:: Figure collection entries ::
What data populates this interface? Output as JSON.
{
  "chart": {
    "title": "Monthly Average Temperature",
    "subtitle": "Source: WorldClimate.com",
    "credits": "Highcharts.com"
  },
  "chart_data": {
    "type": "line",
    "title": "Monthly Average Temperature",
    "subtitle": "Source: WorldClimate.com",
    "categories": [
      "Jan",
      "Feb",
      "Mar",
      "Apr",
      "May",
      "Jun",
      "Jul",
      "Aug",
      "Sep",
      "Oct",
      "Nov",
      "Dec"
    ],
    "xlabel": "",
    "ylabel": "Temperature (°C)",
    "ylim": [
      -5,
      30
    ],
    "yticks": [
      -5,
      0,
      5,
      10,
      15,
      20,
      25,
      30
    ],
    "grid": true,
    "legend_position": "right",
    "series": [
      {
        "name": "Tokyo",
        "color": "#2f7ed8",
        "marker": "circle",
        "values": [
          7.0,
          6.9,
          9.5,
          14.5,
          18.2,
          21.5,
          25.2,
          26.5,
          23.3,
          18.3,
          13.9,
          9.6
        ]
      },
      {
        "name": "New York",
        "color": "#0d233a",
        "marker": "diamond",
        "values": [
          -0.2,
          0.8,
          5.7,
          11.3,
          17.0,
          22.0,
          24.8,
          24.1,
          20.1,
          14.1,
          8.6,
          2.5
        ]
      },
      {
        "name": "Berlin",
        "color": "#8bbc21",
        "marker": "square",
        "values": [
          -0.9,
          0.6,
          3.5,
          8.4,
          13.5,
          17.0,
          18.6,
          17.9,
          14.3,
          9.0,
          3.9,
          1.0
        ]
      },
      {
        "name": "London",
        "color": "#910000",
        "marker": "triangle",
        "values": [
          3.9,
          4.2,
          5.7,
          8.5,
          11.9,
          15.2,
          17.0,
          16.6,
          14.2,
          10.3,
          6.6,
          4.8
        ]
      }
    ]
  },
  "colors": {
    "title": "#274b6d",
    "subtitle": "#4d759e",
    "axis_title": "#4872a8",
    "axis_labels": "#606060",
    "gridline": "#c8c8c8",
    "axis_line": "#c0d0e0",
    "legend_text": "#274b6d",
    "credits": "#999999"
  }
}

:: What needs to be done ::
Write all of the records out again exactly.

:: Task answer ::
What data populates this interface? Output as JSON.
{
  "chart": {
    "title": "Monthly Average Temperature",
    "subtitle": "Source: WorldClimate.com",
    "credits": "Highcharts.com"
  },
  "chart_data": {
    "type": "line",
    "title": "Monthly Average Temperature",
    "subtitle": "Source: WorldClimate.com",
    "categories": [
      "Jan",
      "Feb",
      "Mar",
      "Apr",
      "May",
      "Jun",
      "Jul",
      "Aug",
      "Sep",
      "Oct",
      "Nov",
      "Dec"
    ],
    "xlabel": "",
    "ylabel": "Temperature (°C)",
    "ylim": [
      -5,
      30
    ],
    "yticks": [
      -5,
      0,
      5,
      10,
      15,
      20,
      25,
      30
    ],
    "grid": true,
    "legend_position": "right",
    "series": [
      {
        "name": "Tokyo",
        "color": "#2f7ed8",
        "marker": "circle",
        "values": [
          7.0,
          6.9,
          9.5,
          14.5,
          18.2,
          21.5,
          25.2,
          26.5,
          23.3,
          18.3,
          13.9,
          9.6
        ]
      },
      {
        "name": "New York",
        "color": "#0d233a",
        "marker": "diamond",
        "values": [
          -0.2,
          0.8,
          5.7,
          11.3,
          17.0,
          22.0,
          24.8,
          24.1,
          20.1,
          14.1,
          8.6,
          2.5
        ]
      },
      {
        "name": "Berlin",
        "color": "#8bbc21",
        "marker": "square",
        "values": [
          -0.9,
          0.6,
          3.5,
          8.4,
          13.5,
          17.0,
          18.6,
          17.9,
          14.3,
          9.0,
          3.9,
          1.0
        ]
      },
      {
        "name": "London",
        "color": "#910000",
        "marker": "triangle",
        "values": [
          3.9,
          4.2,
          5.7,
          8.5,
          11.9,
          15.2,
          17.0,
          16.6,
          14.2,
          10.3,
          6.6,
          4.8
        ]
      }
    ]
  },
  "colors": {
    "title": "#274b6d",
    "subtitle": "#4d759e",
    "axis_title": "#4872a8",
    "axis_labels": "#606060",
    "gridline": "#c8c8c8",
    "axis_line": "#c0d0e0",
    "legend_text": "#274b6d",
    "credits": "#999999"
  }
}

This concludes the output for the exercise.